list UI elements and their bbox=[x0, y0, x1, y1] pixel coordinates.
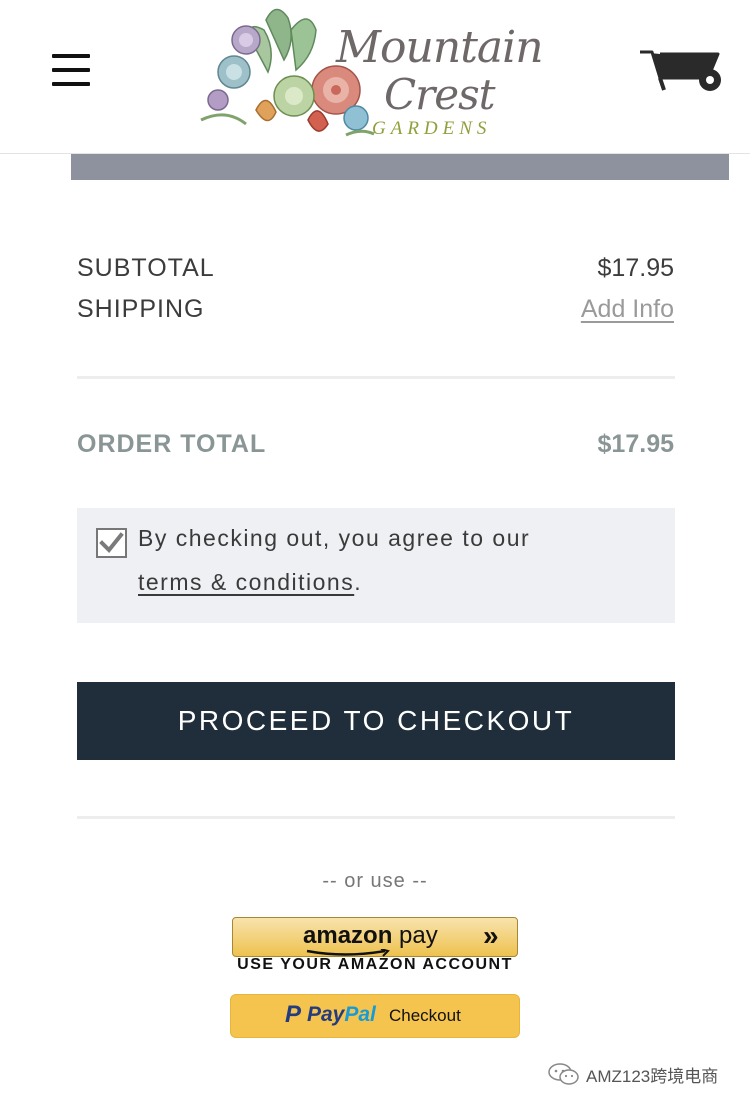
paypal-pay-text: Pay bbox=[307, 1003, 345, 1026]
site-header: Mountain Crest GARDENS bbox=[0, 0, 750, 154]
amazon-account-subtext: USE YOUR AMAZON ACCOUNT bbox=[237, 956, 513, 973]
logo-text-mountain: Mountain bbox=[336, 22, 544, 73]
watermark-text: AMZ123跨境电商 bbox=[586, 1067, 719, 1086]
or-use-divider-text: -- or use -- bbox=[322, 870, 428, 892]
paypal-pal-text: Pal bbox=[344, 1003, 376, 1026]
double-chevron-right-icon: » bbox=[483, 920, 499, 951]
terms-checkbox[interactable] bbox=[96, 528, 127, 558]
subtotal-row: SUBTOTAL $17.95 bbox=[77, 254, 674, 288]
amazon-pay-button[interactable]: amazon pay » bbox=[232, 917, 518, 957]
amazon-brand-text: amazon bbox=[303, 922, 393, 949]
cart-items-footer-bar bbox=[71, 154, 729, 180]
order-total-value: $17.95 bbox=[597, 430, 674, 458]
wheelbarrow-cart-icon[interactable] bbox=[638, 44, 726, 94]
wechat-icon bbox=[548, 1063, 579, 1085]
order-total-label: ORDER TOTAL bbox=[77, 430, 267, 458]
shipping-row: SHIPPING Add Info bbox=[77, 295, 674, 329]
shipping-add-info-link[interactable]: Add Info bbox=[581, 295, 674, 324]
terms-suffix: . bbox=[354, 569, 363, 595]
brand-logo[interactable]: Mountain Crest GARDENS bbox=[196, 0, 566, 148]
proceed-to-checkout-button[interactable]: PROCEED TO CHECKOUT bbox=[77, 682, 675, 760]
paypal-checkout-button[interactable]: P PayPal Checkout bbox=[230, 994, 520, 1038]
terms-agreement-box: By checking out, you agree to our terms … bbox=[77, 508, 675, 623]
hamburger-menu-icon[interactable] bbox=[52, 52, 92, 88]
paypal-checkout-label: Checkout bbox=[389, 1006, 461, 1025]
checkmark-icon bbox=[99, 532, 124, 553]
subtotal-value: $17.95 bbox=[597, 254, 674, 282]
paypal-p-icon: P bbox=[285, 1001, 302, 1028]
summary-divider bbox=[77, 376, 675, 379]
subtotal-label: SUBTOTAL bbox=[77, 254, 215, 282]
amazon-pay-logo: amazon pay bbox=[303, 922, 438, 950]
logo-text-crest: Crest bbox=[384, 70, 495, 119]
amazon-pay-text: pay bbox=[392, 922, 438, 949]
checkout-divider bbox=[77, 816, 675, 819]
order-total-row: ORDER TOTAL $17.95 bbox=[77, 430, 674, 464]
terms-link-line: terms & conditions. bbox=[138, 569, 362, 596]
shipping-label: SHIPPING bbox=[77, 295, 205, 323]
terms-conditions-link[interactable]: terms & conditions bbox=[138, 569, 354, 595]
logo-text-gardens: GARDENS bbox=[372, 118, 492, 139]
paypal-logo: PayPal bbox=[307, 1003, 376, 1027]
terms-agreement-text: By checking out, you agree to our bbox=[138, 525, 531, 551]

Exercise details — Gather every line of the records above that contains the string "agree", and copy each one in full.

Solution to this exercise —
terms-agreement-box: By checking out, you agree to our terms … bbox=[77, 508, 675, 623]
terms-agreement-text: By checking out, you agree to our bbox=[138, 525, 531, 551]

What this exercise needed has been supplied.